# [Information provided]
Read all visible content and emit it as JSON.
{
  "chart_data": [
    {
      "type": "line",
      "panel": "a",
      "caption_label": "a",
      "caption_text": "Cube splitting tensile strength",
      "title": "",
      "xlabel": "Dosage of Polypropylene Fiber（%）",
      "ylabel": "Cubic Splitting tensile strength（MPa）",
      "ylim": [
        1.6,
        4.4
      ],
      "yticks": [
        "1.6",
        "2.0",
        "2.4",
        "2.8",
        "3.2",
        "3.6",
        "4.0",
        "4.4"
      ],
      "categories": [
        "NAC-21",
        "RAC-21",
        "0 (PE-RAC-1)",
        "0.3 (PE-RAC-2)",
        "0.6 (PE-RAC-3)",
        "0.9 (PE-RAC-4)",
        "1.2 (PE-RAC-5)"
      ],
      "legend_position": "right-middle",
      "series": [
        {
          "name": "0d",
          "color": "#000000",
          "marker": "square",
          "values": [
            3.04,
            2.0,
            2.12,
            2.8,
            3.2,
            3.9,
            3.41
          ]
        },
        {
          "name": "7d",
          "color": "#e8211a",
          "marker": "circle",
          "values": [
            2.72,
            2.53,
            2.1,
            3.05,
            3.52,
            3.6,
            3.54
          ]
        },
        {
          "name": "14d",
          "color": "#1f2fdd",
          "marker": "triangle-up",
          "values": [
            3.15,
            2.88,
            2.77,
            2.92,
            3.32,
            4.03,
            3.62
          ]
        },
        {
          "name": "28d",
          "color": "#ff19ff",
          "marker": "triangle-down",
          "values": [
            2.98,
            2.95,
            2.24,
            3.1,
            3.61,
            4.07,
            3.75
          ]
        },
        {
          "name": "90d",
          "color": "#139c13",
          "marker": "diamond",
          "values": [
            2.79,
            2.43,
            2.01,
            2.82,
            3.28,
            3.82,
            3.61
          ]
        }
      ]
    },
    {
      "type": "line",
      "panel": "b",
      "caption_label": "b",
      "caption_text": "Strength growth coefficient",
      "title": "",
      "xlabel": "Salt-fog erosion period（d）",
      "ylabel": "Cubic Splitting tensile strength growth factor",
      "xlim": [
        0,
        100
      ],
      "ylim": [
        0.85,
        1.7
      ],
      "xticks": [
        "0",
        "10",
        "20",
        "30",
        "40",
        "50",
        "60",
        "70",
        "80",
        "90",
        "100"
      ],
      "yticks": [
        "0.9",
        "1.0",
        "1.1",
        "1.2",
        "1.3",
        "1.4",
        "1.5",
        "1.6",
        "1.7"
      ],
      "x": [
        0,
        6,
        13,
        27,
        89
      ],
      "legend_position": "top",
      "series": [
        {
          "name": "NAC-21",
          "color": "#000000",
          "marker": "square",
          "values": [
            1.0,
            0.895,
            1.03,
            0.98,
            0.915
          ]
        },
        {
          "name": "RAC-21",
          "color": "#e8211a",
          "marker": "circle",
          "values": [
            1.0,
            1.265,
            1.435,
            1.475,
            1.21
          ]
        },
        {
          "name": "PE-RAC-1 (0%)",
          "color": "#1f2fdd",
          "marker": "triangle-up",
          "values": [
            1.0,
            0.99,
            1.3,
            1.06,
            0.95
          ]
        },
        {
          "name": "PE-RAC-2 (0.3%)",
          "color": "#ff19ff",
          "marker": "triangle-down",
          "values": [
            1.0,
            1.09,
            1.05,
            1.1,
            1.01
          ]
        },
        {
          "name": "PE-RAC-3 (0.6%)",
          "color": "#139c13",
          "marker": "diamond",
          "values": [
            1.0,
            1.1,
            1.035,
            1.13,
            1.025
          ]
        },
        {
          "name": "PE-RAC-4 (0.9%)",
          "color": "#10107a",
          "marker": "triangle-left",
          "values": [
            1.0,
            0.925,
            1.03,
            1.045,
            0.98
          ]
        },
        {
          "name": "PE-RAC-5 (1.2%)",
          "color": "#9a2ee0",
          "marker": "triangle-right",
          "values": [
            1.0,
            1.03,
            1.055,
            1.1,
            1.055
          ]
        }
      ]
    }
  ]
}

# [Instructions to follow]
Retype the material in full, character for character.

# [Result of the task]
Read all visible content and emit it as JSON.
{
  "chart_data": [
    {
      "type": "line",
      "panel": "a",
      "caption_label": "a",
      "caption_text": "Cube splitting tensile strength",
      "title": "",
      "xlabel": "Dosage of Polypropylene Fiber（%）",
      "ylabel": "Cubic Splitting tensile strength（MPa）",
      "ylim": [
        1.6,
        4.4
      ],
      "yticks": [
        "1.6",
        "2.0",
        "2.4",
        "2.8",
        "3.2",
        "3.6",
        "4.0",
        "4.4"
      ],
      "categories": [
        "NAC-21",
        "RAC-21",
        "0 (PE-RAC-1)",
        "0.3 (PE-RAC-2)",
        "0.6 (PE-RAC-3)",
        "0.9 (PE-RAC-4)",
        "1.2 (PE-RAC-5)"
      ],
      "legend_position": "right-middle",
      "series": [
        {
          "name": "0d",
          "color": "#000000",
          "marker": "square",
          "values": [
            3.04,
            2.0,
            2.12,
            2.8,
            3.2,
            3.9,
            3.41
          ]
        },
        {
          "name": "7d",
          "color": "#e8211a",
          "marker": "circle",
          "values": [
            2.72,
            2.53,
            2.1,
            3.05,
            3.52,
            3.6,
            3.54
          ]
        },
        {
          "name": "14d",
          "color": "#1f2fdd",
          "marker": "triangle-up",
          "values": [
            3.15,
            2.88,
            2.77,
            2.92,
            3.32,
            4.03,
            3.62
          ]
        },
        {
          "name": "28d",
          "color": "#ff19ff",
          "marker": "triangle-down",
          "values": [
            2.98,
            2.95,
            2.24,
            3.1,
            3.61,
            4.07,
            3.75
          ]
        },
        {
          "name": "90d",
          "color": "#139c13",
          "marker": "diamond",
          "values": [
            2.79,
            2.43,
            2.01,
            2.82,
            3.28,
            3.82,
            3.61
          ]
        }
      ]
    },
    {
      "type": "line",
      "panel": "b",
      "caption_label": "b",
      "caption_text": "Strength growth coefficient",
      "title": "",
      "xlabel": "Salt-fog erosion period（d）",
      "ylabel": "Cubic Splitting tensile strength growth factor",
      "xlim": [
        0,
        100
      ],
      "ylim": [
        0.85,
        1.7
      ],
      "xticks": [
        "0",
        "10",
        "20",
        "30",
        "40",
        "50",
        "60",
        "70",
        "80",
        "90",
        "100"
      ],
      "yticks": [
        "0.9",
        "1.0",
        "1.1",
        "1.2",
        "1.3",
        "1.4",
        "1.5",
        "1.6",
        "1.7"
      ],
      "x": [
        0,
        6,
        13,
        27,
        89
      ],
      "legend_position": "top",
      "series": [
        {
          "name": "NAC-21",
          "color": "#000000",
          "marker": "square",
          "values": [
            1.0,
            0.895,
            1.03,
            0.98,
            0.915
          ]
        },
        {
          "name": "RAC-21",
          "color": "#e8211a",
          "marker": "circle",
          "values": [
            1.0,
            1.265,
            1.435,
            1.475,
            1.21
          ]
        },
        {
          "name": "PE-RAC-1 (0%)",
          "color": "#1f2fdd",
          "marker": "triangle-up",
          "values": [
            1.0,
            0.99,
            1.3,
            1.06,
            0.95
          ]
        },
        {
          "name": "PE-RAC-2 (0.3%)",
          "color": "#ff19ff",
          "marker": "triangle-down",
          "values": [
            1.0,
            1.09,
            1.05,
            1.1,
            1.01
          ]
        },
        {
          "name": "PE-RAC-3 (0.6%)",
          "color": "#139c13",
          "marker": "diamond",
          "values": [
            1.0,
            1.1,
            1.035,
            1.13,
            1.025
          ]
        },
        {
          "name": "PE-RAC-4 (0.9%)",
          "color": "#10107a",
          "marker": "triangle-left",
          "values": [
            1.0,
            0.925,
            1.03,
            1.045,
            0.98
          ]
        },
        {
          "name": "PE-RAC-5 (1.2%)",
          "color": "#9a2ee0",
          "marker": "triangle-right",
          "values": [
            1.0,
            1.03,
            1.055,
            1.1,
            1.055
          ]
        }
      ]
    }
  ]
}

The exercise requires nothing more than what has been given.